---- INPUT

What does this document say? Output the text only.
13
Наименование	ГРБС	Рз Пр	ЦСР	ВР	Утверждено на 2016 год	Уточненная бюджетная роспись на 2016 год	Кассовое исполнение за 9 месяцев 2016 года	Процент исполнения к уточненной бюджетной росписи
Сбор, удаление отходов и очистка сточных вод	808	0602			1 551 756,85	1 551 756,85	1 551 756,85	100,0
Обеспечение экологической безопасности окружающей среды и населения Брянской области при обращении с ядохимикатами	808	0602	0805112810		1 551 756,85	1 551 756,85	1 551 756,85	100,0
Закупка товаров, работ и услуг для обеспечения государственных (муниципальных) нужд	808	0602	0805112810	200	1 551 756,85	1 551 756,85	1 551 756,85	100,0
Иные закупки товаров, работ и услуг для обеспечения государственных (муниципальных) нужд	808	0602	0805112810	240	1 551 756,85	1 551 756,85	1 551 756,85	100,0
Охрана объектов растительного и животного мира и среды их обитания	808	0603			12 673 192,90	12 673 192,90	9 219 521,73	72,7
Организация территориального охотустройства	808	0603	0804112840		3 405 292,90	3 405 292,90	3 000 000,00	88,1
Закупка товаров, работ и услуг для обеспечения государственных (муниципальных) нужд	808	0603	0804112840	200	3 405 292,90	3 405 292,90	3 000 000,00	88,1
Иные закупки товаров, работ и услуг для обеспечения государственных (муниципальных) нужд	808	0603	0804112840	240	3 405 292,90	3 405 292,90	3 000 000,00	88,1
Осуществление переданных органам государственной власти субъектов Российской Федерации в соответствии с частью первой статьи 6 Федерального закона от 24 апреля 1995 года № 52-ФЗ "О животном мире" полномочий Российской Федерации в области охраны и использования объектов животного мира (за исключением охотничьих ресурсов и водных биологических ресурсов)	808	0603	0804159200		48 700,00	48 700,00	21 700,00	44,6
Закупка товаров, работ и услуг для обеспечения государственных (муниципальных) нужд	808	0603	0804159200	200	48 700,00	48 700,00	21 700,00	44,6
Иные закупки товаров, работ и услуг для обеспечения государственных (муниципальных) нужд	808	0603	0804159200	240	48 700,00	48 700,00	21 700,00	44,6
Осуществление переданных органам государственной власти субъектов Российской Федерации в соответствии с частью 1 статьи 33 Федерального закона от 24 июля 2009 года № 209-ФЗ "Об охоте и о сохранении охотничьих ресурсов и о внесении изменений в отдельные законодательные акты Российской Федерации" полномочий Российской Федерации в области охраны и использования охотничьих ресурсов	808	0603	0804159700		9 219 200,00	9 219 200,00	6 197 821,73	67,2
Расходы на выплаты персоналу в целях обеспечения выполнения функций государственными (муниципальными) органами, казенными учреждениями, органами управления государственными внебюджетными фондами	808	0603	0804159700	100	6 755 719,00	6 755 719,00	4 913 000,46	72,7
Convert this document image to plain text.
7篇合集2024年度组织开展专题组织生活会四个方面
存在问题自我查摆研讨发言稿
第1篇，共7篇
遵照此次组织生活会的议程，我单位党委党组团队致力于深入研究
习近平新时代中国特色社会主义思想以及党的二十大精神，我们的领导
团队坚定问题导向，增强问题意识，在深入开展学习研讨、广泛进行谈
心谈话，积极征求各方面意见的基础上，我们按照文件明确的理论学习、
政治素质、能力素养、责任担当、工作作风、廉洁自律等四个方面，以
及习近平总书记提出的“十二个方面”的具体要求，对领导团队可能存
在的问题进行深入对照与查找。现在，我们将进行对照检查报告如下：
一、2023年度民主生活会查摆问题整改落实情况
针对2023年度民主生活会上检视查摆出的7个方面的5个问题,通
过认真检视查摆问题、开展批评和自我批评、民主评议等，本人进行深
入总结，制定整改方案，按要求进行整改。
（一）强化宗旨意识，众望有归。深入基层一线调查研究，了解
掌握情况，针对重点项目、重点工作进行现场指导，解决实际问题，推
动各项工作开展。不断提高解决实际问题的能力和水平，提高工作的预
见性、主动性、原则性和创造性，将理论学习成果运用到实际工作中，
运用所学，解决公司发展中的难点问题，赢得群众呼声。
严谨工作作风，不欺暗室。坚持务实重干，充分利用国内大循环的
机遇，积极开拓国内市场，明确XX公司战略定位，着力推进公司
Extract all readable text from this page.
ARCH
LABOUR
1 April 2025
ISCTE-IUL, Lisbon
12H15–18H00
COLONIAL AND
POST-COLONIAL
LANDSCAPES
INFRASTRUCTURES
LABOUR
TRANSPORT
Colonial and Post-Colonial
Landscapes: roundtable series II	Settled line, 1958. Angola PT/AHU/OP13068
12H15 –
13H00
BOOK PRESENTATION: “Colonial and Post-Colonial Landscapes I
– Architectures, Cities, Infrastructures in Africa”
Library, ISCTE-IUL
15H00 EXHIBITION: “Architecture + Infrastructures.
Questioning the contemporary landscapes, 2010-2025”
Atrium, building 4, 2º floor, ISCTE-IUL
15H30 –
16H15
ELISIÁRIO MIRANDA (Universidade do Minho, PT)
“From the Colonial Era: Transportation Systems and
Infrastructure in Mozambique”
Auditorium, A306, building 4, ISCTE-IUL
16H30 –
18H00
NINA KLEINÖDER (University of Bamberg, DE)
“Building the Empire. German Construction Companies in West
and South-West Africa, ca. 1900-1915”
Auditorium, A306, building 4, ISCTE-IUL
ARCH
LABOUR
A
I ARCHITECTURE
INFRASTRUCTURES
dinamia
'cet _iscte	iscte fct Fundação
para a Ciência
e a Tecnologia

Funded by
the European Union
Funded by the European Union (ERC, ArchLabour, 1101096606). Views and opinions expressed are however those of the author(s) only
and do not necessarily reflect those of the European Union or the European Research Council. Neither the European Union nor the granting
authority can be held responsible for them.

--------

Search the lines above for the string "субъектов" and copy each line that has it.

- **FINISHED ANSWER**
Осуществление переданных органам государственной власти субъектов Российской Федерации в соответствии с частью первой статьи 6 Федерального закона от 24 апреля 1995 года № 52-ФЗ "О животном мире" полномочий Российской Федерации в области охраны и использования объектов животного мира (за исключением охотничьих ресурсов и водных биологических ресурсов)	808	0603	0804159200		48 700,00	48 700,00	21 700,00	44,6
Осуществление переданных органам государственной власти субъектов Российской Федерации в соответствии с частью 1 статьи 33 Федерального закона от 24 июля 2009 года № 209-ФЗ "Об охоте и о сохранении охотничьих ресурсов и о внесении изменений в отдельные законодательные акты Российской Федерации" полномочий Российской Федерации в области охраны и использования охотничьих ресурсов	808	0603	0804159700		9 219 200,00	9 219 200,00	6 197 821,73	67,2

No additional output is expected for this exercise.